(Un)coupling the factors contributing to the interfacial activation of Streptomyces rimosus lipase: computational and spectrophotometric study

Streptomyces rimosus lipases (SrLip) present an enzyme class that catalyzes the hydrolysis of triacylglycerols producing fatty acids and glycerols. The abrupt increase in catalytic activity of SrLip when found at water-oil interface is assigned as interfacial activation (IA). Since the latter is a complex function of interface charge, chemical composition, as well as substrate orientation and concentration, the role of individual factors and their combinations that trigger IA remains rather elusive. The aim of this work is to unravel the contribution of particular factor in IA by examining SrLip activity toward p-nitrophenylpalmitate (p-NPP) as a substrate incorporated in three chemically different self-assembled aggregates: gum Arabic, sodium deoxycholate and liposomes made of 1,2-dioleyl-sn-glycero-3-phosphocholine (DOPC) lipids, and at two different pH values (pH = 6.8 and pH = 10.0). Spectrophotometric (UV/Vis) study revealed that SrLip catalyzes p-NPP hydrolysis when the substrate is embedded in sodium deoxycholate at both pH values, suggesting that the coupling of favorable interface charge and substrate orientation drives the interfacial activation. Moreover, especially in alkaline conditions (pH = 10.0), hydrolysis of the ester bond of the substrate incorporated in DOPC bilayers occurs when appropriate orientation, concentration and arrangement are accomplished. All experiments were conducted in parallel on an inactive mutant SrLipS10/A as a reference. The molecular-level details of particular interface and accompanied substrates examined by all-atom molecular dynamics simulations revealed that the availability of p-NPP at these three interfaces decreases in the following order: sodium-deoxycholate > DOPC > model gum Arabic.

EXERCISE DATA:

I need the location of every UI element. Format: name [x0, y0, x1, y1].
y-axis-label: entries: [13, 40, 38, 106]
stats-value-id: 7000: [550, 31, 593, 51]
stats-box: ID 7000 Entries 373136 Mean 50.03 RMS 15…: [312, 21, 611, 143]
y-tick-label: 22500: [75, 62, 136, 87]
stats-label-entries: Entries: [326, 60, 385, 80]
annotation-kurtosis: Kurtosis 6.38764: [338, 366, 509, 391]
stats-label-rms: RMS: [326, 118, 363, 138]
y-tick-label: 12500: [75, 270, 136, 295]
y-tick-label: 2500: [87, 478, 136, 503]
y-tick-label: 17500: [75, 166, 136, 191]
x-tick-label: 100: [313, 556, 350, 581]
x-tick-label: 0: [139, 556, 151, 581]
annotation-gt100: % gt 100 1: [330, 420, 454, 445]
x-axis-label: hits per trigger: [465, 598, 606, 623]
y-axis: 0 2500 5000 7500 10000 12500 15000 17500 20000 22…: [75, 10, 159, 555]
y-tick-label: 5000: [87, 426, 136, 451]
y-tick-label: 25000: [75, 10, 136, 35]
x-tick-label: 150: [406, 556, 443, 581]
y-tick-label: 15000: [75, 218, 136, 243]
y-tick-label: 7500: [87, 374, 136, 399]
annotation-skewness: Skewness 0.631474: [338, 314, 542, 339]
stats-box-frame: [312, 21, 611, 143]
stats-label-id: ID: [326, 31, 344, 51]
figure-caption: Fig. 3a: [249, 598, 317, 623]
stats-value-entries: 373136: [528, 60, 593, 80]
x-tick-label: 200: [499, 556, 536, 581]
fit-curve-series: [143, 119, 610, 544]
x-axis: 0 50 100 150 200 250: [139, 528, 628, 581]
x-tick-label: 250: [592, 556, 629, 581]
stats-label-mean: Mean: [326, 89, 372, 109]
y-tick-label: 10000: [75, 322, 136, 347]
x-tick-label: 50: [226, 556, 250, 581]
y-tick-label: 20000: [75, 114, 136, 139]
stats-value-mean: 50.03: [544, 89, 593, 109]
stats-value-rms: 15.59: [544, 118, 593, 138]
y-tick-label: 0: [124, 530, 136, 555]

EXERCISE:
According to the abstract on Streptomyces rimosus lipase, interfacial activation is a complex function of which factors? List them all.

RESPONSE TO THE TASK:
- Interface charge
- Chemical composition
- Substrate orientation
- Substrate concentration